Each line of the records that includes "pure" should be found and copied.

+ + + +

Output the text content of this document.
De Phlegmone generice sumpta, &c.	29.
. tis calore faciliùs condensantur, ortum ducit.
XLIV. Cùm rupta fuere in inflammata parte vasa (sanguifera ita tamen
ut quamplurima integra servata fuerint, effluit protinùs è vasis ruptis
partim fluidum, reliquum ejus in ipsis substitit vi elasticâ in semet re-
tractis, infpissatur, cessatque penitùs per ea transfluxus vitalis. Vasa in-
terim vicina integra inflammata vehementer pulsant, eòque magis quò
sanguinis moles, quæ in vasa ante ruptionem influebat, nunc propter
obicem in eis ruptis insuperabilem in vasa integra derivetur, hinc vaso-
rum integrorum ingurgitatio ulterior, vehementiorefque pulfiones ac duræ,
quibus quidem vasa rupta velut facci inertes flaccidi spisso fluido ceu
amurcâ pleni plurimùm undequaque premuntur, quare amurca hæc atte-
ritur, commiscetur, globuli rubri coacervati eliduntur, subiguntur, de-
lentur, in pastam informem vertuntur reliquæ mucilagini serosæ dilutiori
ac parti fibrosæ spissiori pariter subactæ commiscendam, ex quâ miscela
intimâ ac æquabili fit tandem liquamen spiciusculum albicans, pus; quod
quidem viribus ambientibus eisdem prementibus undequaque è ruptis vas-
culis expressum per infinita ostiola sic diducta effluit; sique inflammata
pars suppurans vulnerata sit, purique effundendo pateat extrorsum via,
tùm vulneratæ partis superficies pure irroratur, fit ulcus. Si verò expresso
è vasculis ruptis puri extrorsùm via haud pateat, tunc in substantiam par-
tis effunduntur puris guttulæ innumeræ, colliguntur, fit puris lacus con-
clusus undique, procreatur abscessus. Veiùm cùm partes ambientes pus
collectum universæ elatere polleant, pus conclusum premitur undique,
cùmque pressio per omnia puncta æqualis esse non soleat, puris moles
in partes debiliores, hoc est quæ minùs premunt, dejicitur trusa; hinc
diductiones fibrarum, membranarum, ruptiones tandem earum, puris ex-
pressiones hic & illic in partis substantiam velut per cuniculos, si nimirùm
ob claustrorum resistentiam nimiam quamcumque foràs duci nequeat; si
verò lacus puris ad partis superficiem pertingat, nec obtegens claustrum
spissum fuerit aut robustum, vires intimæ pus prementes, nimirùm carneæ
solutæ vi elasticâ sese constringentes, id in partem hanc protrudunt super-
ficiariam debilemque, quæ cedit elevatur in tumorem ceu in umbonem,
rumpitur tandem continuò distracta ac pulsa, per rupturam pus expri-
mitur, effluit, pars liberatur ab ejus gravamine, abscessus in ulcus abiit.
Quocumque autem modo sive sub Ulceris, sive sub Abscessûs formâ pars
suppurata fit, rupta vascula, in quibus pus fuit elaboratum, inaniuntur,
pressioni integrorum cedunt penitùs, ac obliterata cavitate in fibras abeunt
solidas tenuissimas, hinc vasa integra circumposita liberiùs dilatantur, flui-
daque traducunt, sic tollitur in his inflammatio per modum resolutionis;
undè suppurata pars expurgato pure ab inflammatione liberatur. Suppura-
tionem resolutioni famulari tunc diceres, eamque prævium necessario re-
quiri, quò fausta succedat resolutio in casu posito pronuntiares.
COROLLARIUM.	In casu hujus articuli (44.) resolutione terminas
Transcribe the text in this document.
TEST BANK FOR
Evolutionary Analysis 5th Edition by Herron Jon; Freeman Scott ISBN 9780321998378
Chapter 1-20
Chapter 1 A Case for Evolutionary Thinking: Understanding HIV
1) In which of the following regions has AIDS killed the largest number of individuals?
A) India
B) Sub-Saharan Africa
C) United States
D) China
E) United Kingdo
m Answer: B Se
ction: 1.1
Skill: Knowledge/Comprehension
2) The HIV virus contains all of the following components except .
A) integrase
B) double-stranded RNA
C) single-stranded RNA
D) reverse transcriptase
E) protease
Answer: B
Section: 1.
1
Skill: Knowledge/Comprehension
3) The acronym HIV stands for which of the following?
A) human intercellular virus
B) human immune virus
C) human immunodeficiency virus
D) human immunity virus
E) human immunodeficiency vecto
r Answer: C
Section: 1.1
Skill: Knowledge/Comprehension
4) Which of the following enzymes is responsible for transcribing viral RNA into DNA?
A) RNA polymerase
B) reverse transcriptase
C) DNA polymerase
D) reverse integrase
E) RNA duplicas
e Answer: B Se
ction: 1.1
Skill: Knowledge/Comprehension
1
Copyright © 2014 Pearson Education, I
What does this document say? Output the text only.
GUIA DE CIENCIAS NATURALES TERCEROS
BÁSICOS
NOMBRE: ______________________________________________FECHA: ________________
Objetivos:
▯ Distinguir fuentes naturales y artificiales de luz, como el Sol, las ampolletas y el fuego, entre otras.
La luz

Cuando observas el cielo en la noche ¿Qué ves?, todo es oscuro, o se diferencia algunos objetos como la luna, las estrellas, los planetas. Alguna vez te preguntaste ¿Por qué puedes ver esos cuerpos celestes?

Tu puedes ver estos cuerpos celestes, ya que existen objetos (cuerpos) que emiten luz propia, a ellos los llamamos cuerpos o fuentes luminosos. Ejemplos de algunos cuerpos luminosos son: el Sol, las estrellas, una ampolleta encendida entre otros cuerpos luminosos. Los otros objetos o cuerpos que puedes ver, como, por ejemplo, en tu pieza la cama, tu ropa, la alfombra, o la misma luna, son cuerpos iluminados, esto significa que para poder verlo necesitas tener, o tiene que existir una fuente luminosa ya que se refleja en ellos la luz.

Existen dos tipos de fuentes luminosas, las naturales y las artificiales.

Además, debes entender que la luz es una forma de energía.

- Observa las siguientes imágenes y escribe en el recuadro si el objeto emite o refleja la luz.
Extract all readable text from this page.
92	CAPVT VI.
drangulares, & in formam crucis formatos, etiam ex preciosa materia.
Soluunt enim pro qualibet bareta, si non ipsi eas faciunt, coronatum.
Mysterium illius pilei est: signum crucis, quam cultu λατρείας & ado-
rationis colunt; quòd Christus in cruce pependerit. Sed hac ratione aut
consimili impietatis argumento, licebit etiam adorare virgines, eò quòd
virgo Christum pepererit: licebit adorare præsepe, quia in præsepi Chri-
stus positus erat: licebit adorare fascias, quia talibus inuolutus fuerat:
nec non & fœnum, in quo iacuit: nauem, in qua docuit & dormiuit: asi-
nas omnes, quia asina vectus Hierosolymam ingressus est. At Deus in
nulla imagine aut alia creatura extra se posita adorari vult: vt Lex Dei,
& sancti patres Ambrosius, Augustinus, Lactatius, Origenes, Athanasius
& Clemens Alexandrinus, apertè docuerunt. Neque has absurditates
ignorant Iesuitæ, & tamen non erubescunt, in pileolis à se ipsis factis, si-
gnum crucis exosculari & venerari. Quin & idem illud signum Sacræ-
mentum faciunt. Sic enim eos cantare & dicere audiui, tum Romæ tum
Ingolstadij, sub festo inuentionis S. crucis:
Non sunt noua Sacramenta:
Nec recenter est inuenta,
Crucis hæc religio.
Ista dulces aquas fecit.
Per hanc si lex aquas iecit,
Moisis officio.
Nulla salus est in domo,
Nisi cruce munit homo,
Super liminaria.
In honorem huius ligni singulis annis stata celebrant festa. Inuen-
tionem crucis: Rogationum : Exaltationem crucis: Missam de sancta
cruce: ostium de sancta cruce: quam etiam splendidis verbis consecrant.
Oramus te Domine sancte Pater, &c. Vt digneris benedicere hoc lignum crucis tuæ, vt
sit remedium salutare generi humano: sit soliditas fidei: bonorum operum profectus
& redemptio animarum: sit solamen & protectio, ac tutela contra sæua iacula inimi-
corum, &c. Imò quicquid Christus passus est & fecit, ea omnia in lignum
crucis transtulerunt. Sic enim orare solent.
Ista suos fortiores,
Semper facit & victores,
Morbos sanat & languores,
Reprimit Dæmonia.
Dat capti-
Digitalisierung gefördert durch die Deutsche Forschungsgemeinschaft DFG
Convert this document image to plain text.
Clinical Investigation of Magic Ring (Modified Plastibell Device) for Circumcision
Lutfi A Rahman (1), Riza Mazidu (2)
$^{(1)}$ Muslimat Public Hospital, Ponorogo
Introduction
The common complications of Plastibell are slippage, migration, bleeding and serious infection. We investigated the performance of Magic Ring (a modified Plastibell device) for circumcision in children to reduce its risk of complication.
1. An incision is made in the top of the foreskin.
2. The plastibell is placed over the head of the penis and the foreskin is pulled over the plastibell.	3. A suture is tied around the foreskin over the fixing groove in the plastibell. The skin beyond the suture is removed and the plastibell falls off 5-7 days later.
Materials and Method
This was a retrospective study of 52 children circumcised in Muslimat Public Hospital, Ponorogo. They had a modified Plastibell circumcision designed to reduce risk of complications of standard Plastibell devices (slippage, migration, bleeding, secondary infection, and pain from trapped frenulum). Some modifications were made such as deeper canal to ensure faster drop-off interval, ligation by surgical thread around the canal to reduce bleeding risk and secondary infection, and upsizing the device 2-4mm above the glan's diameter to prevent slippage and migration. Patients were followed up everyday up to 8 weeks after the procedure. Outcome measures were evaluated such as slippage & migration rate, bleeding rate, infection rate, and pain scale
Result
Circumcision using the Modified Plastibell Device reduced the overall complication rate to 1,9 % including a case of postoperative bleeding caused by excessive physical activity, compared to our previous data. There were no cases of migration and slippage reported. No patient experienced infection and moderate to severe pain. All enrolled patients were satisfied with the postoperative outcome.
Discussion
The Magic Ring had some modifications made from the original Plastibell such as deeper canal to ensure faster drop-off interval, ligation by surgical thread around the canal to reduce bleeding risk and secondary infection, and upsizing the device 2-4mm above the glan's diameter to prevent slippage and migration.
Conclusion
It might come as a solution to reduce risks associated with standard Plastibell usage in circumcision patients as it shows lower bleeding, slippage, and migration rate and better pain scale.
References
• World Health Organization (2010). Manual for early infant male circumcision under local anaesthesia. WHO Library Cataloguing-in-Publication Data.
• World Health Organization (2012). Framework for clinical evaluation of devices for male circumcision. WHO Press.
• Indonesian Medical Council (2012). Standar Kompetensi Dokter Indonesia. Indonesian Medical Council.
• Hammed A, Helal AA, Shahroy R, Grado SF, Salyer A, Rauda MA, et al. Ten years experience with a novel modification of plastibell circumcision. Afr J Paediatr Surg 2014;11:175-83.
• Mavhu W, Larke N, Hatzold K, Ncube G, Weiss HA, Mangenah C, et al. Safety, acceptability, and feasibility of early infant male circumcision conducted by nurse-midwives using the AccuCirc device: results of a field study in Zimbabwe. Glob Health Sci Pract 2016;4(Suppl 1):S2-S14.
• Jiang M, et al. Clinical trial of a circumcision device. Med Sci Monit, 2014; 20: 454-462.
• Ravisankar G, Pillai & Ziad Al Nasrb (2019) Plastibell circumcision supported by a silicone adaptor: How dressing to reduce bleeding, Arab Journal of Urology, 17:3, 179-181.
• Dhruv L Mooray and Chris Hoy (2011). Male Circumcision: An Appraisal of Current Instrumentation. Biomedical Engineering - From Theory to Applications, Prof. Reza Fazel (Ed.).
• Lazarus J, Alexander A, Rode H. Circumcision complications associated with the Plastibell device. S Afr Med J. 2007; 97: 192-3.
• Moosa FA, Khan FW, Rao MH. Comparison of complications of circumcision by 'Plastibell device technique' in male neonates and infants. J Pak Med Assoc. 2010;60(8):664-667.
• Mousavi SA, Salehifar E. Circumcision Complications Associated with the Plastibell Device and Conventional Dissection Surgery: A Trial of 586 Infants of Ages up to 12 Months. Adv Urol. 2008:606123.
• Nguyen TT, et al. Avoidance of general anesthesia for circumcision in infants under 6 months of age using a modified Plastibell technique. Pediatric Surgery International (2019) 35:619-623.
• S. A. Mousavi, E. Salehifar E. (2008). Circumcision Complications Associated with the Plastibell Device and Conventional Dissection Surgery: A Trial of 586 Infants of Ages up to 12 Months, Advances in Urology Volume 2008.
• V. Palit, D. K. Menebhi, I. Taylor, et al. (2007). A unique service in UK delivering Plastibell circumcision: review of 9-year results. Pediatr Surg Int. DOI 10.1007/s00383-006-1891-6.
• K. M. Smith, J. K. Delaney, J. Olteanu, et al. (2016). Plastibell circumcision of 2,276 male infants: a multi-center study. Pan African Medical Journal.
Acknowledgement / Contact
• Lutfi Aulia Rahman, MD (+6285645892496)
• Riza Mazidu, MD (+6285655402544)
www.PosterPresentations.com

+ + + +

# Written answer
tùm vulneratæ partis superficies pure irroratur, fit ulcus. Si verò expresso
undè suppurata pars expurgato pure ab inflammatione liberatur. Suppura-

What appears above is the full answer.